▶ [Stated goal] Lines that hold the word "Installed" should be located and copied.

----- Recorded data

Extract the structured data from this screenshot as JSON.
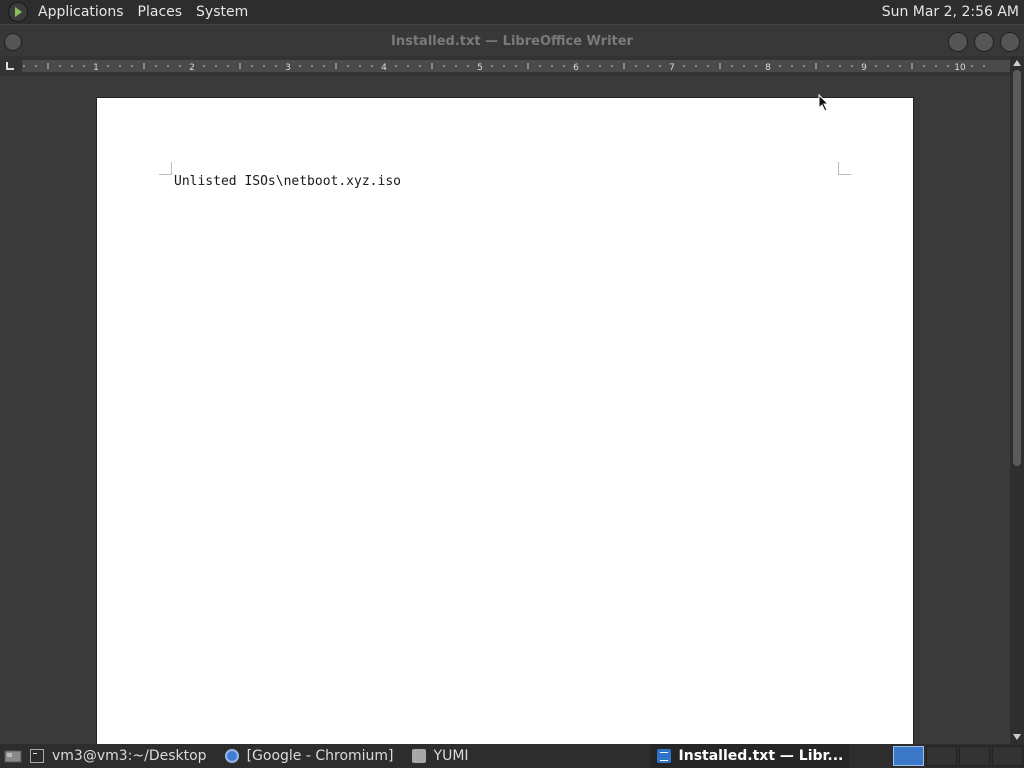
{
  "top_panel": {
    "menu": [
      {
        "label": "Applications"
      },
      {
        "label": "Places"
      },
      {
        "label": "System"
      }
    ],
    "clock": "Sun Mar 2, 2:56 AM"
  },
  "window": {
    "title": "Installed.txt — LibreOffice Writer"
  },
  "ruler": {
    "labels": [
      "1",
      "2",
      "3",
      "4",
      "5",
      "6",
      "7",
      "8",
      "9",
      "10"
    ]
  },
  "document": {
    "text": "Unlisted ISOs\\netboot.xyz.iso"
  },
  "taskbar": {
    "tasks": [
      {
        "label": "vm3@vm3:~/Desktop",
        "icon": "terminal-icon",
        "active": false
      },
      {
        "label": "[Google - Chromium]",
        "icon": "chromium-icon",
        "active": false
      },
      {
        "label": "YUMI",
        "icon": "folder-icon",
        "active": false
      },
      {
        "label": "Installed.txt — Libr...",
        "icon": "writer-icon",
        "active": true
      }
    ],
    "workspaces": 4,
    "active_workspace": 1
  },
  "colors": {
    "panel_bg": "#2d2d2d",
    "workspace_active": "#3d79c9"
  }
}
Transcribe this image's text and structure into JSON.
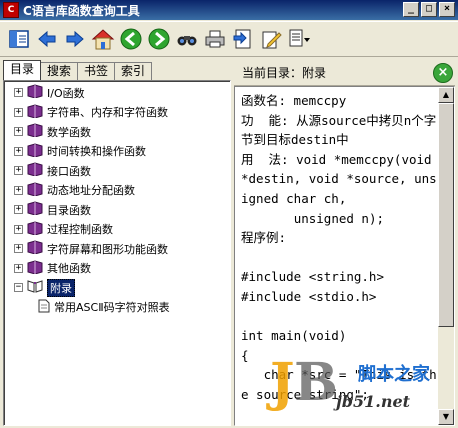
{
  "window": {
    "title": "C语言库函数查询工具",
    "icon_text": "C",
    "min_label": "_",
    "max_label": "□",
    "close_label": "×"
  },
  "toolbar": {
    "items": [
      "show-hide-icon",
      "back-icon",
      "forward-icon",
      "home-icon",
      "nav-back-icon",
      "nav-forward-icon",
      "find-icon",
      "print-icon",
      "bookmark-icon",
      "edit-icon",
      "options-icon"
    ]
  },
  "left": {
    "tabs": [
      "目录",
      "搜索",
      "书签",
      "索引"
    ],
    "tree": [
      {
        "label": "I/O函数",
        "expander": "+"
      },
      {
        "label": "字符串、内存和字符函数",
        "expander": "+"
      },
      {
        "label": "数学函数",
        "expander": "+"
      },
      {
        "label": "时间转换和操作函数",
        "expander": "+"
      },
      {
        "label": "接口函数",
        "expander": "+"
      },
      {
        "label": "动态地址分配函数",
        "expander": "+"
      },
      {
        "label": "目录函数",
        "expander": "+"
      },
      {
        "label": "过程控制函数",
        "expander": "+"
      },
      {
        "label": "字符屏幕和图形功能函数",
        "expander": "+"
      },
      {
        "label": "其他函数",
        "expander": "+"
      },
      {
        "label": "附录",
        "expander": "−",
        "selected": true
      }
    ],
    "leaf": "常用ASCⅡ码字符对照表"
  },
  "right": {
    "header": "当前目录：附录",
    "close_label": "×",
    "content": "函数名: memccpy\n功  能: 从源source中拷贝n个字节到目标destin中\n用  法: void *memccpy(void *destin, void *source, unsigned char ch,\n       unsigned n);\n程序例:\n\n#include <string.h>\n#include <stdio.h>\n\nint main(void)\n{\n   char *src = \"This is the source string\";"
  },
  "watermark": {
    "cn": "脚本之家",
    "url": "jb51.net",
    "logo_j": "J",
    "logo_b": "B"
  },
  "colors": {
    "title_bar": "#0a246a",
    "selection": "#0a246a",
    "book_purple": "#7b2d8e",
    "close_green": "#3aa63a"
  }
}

----------

▶ [Response to this task]
    "title": "Installed.txt — LibreOffice Writer"
        "label": "Installed.txt — Libr...",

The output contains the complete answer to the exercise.